- **Directive**
All entries must be extracted exactly, with nothing added or dropped.

- **The input**
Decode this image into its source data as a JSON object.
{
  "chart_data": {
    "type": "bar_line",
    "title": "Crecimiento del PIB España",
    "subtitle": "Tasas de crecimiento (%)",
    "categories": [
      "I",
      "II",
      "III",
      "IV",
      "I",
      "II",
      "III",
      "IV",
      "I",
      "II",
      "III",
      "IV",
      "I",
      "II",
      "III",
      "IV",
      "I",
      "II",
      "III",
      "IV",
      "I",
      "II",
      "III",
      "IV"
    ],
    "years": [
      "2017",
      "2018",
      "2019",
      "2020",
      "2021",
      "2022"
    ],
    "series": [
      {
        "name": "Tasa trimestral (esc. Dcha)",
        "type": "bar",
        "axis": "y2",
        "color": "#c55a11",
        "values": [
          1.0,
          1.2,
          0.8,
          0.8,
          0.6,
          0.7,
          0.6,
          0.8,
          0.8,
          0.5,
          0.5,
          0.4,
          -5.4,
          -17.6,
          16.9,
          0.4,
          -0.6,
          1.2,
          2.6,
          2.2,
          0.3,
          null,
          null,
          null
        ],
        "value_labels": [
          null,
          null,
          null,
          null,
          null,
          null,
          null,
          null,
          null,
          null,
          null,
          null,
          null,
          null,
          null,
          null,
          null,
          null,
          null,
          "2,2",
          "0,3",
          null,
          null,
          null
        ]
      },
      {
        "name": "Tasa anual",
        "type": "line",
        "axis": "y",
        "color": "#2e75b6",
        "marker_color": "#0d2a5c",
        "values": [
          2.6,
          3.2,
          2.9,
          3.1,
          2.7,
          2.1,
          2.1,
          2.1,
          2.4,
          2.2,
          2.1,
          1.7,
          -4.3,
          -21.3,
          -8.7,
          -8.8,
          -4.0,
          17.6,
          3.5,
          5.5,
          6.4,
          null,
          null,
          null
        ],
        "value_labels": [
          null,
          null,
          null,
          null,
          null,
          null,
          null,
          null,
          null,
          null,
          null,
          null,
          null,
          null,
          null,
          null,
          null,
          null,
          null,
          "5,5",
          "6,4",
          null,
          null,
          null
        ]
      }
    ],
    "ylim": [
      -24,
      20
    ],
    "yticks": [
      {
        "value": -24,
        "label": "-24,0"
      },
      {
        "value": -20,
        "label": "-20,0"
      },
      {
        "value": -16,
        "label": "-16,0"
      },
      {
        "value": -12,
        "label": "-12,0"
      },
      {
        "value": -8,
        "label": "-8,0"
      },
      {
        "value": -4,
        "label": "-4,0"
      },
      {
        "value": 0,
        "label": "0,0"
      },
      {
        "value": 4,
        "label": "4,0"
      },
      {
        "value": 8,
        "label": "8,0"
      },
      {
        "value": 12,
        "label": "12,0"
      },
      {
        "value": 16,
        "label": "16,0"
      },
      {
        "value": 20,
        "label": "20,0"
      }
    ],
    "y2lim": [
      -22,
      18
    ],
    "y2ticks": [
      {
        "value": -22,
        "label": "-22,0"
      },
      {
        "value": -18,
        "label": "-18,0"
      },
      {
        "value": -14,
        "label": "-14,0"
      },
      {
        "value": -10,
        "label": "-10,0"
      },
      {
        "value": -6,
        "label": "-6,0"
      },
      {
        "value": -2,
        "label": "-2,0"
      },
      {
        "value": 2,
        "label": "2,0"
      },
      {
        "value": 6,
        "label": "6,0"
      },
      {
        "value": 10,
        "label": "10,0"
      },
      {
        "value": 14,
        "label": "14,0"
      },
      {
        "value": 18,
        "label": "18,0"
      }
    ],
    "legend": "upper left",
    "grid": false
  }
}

- **Expected answer**
Decode this image into its source data as a JSON object.
{
  "chart_data": {
    "type": "bar_line",
    "title": "Crecimiento del PIB España",
    "subtitle": "Tasas de crecimiento (%)",
    "categories": [
      "I",
      "II",
      "III",
      "IV",
      "I",
      "II",
      "III",
      "IV",
      "I",
      "II",
      "III",
      "IV",
      "I",
      "II",
      "III",
      "IV",
      "I",
      "II",
      "III",
      "IV",
      "I",
      "II",
      "III",
      "IV"
    ],
    "years": [
      "2017",
      "2018",
      "2019",
      "2020",
      "2021",
      "2022"
    ],
    "series": [
      {
        "name": "Tasa trimestral (esc. Dcha)",
        "type": "bar",
        "axis": "y2",
        "color": "#c55a11",
        "values": [
          1.0,
          1.2,
          0.8,
          0.8,
          0.6,
          0.7,
          0.6,
          0.8,
          0.8,
          0.5,
          0.5,
          0.4,
          -5.4,
          -17.6,
          16.9,
          0.4,
          -0.6,
          1.2,
          2.6,
          2.2,
          0.3,
          null,
          null,
          null
        ],
        "value_labels": [
          null,
          null,
          null,
          null,
          null,
          null,
          null,
          null,
          null,
          null,
          null,
          null,
          null,
          null,
          null,
          null,
          null,
          null,
          null,
          "2,2",
          "0,3",
          null,
          null,
          null
        ]
      },
      {
        "name": "Tasa anual",
        "type": "line",
        "axis": "y",
        "color": "#2e75b6",
        "marker_color": "#0d2a5c",
        "values": [
          2.6,
          3.2,
          2.9,
          3.1,
          2.7,
          2.1,
          2.1,
          2.1,
          2.4,
          2.2,
          2.1,
          1.7,
          -4.3,
          -21.3,
          -8.7,
          -8.8,
          -4.0,
          17.6,
          3.5,
          5.5,
          6.4,
          null,
          null,
          null
        ],
        "value_labels": [
          null,
          null,
          null,
          null,
          null,
          null,
          null,
          null,
          null,
          null,
          null,
          null,
          null,
          null,
          null,
          null,
          null,
          null,
          null,
          "5,5",
          "6,4",
          null,
          null,
          null
        ]
      }
    ],
    "ylim": [
      -24,
      20
    ],
    "yticks": [
      {
        "value": -24,
        "label": "-24,0"
      },
      {
        "value": -20,
        "label": "-20,0"
      },
      {
        "value": -16,
        "label": "-16,0"
      },
      {
        "value": -12,
        "label": "-12,0"
      },
      {
        "value": -8,
        "label": "-8,0"
      },
      {
        "value": -4,
        "label": "-4,0"
      },
      {
        "value": 0,
        "label": "0,0"
      },
      {
        "value": 4,
        "label": "4,0"
      },
      {
        "value": 8,
        "label": "8,0"
      },
      {
        "value": 12,
        "label": "12,0"
      },
      {
        "value": 16,
        "label": "16,0"
      },
      {
        "value": 20,
        "label": "20,0"
      }
    ],
    "y2lim": [
      -22,
      18
    ],
    "y2ticks": [
      {
        "value": -22,
        "label": "-22,0"
      },
      {
        "value": -18,
        "label": "-18,0"
      },
      {
        "value": -14,
        "label": "-14,0"
      },
      {
        "value": -10,
        "label": "-10,0"
      },
      {
        "value": -6,
        "label": "-6,0"
      },
      {
        "value": -2,
        "label": "-2,0"
      },
      {
        "value": 2,
        "label": "2,0"
      },
      {
        "value": 6,
        "label": "6,0"
      },
      {
        "value": 10,
        "label": "10,0"
      },
      {
        "value": 14,
        "label": "14,0"
      },
      {
        "value": 18,
        "label": "18,0"
      }
    ],
    "legend": "upper left",
    "grid": false
  }
}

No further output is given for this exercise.